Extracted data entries
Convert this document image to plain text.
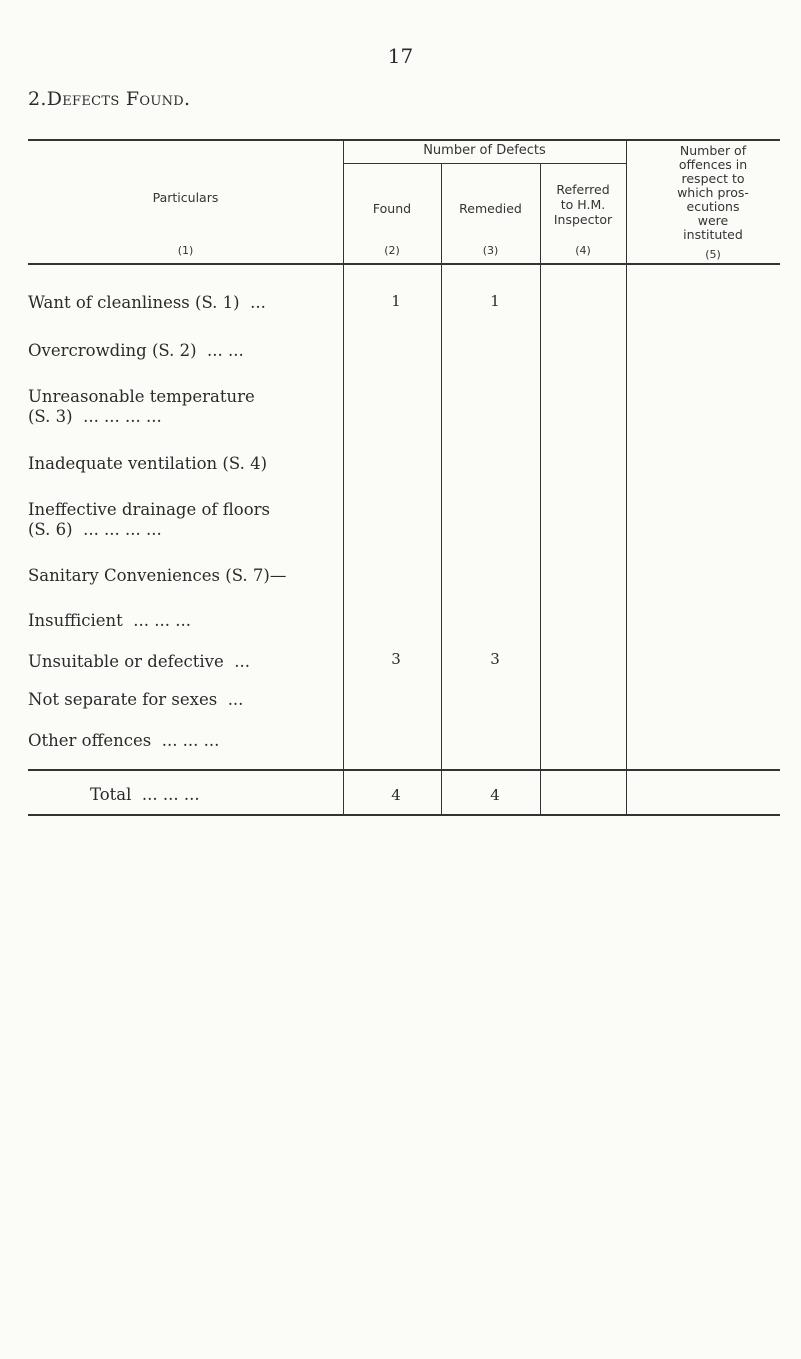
17
2.Defects Found.
Particulars
(1)
Number of Defects
Found
(2)
Remedied
(3)
Referred
to H.M.
Inspector
(4)
Number of
offences in
respect to
which pros-
ecutions
were
instituted
(5)
Want of cleanliness (S. 1) ...	1	1
Overcrowding (S. 2) ... ...
Unreasonable temperature
(S. 3) ... ... ... ...
Inadequate ventilation (S. 4)
Ineffective drainage of floors
(S. 6) ... ... ... ...
Sanitary Conveniences (S. 7)—
Insufficient ... ... ...
Unsuitable or defective ...	3	3
Not separate for sexes ...
Other offences ... ... ...
Total ... ... ...	4	4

_THE REQUEST:_ Your task is to set down the records shown above exactly, minus any pictures.

_FULL SOLUTION:_
Convert this document image to plain text.
17
2.Defects Found.
Particulars
(1)
Number of Defects
Found
(2)
Remedied
(3)
Referred
to H.M.
Inspector
(4)
Number of
offences in
respect to
which pros-
ecutions
were
instituted
(5)
Want of cleanliness (S. 1) ...	1	1
Overcrowding (S. 2) ... ...
Unreasonable temperature
(S. 3) ... ... ... ...
Inadequate ventilation (S. 4)
Ineffective drainage of floors
(S. 6) ... ... ... ...
Sanitary Conveniences (S. 7)—
Insufficient ... ... ...
Unsuitable or defective ...	3	3
Not separate for sexes ...
Other offences ... ... ...
Total ... ... ...	4	4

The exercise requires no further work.